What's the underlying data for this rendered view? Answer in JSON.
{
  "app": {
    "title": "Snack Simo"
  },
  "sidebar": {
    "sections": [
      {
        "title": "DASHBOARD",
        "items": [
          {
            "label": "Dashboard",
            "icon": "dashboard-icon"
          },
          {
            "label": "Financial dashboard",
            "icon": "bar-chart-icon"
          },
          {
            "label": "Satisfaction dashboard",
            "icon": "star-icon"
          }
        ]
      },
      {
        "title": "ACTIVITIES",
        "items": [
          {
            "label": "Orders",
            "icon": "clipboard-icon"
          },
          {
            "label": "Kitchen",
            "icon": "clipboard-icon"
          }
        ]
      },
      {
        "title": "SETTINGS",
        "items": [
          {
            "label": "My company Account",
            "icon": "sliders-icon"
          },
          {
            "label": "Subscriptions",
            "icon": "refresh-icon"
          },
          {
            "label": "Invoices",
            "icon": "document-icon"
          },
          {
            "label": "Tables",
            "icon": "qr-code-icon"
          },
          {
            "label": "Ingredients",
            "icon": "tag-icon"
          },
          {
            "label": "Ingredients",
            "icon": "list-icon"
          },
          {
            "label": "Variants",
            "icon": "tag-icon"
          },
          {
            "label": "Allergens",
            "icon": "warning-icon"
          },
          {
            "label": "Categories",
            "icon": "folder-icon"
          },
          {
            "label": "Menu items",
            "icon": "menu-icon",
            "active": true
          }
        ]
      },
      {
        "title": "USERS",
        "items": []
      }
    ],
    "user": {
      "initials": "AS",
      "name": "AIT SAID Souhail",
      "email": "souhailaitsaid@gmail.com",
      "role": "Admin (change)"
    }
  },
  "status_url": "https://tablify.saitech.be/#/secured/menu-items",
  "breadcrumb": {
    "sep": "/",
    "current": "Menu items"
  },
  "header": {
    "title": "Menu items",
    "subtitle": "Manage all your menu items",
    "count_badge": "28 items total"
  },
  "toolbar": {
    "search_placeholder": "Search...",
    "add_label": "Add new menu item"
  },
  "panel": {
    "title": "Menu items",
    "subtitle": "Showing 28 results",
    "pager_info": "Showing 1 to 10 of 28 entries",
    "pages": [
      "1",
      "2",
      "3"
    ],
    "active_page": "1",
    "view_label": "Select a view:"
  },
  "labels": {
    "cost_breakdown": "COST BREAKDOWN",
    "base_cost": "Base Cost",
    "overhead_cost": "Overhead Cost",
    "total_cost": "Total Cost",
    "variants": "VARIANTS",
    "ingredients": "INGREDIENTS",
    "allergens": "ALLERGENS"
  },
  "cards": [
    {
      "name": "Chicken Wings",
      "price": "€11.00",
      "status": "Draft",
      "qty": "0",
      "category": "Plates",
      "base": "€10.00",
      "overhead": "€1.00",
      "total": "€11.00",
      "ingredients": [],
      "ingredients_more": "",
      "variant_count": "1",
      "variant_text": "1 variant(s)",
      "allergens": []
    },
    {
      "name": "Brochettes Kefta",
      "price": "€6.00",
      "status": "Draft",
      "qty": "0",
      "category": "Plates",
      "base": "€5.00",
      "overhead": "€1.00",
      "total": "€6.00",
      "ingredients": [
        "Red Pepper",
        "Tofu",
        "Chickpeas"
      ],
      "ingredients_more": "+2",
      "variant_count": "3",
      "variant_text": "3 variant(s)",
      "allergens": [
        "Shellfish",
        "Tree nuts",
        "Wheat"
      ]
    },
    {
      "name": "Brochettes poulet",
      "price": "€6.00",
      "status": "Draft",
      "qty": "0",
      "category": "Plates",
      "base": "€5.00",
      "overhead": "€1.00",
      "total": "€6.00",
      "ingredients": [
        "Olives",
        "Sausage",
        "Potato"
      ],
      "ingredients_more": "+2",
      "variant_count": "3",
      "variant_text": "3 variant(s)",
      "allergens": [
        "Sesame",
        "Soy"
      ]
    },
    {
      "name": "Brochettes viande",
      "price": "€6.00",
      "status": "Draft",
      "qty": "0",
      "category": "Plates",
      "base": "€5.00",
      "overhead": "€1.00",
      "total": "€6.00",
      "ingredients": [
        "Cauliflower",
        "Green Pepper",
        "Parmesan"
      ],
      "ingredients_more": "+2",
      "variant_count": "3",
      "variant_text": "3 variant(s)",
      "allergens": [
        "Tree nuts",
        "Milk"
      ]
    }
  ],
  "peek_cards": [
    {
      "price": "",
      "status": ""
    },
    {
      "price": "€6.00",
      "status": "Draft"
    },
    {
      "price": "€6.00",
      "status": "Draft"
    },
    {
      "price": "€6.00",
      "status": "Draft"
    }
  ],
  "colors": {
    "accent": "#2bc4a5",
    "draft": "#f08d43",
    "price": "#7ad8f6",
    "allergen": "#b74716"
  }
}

## [Exercise directions]
Looking at the data above, show all lines where the word "items" occurs.

## [The completed task]
        "items": [
        "items": [
        "items": [
            "label": "Menu items",
        "items": []
  "status_url": "https://tablify.saitech.be/#/secured/menu-items",
    "current": "Menu items"
    "title": "Menu items",
    "subtitle": "Manage all your menu items",
    "count_badge": "28 items total"
    "title": "Menu items",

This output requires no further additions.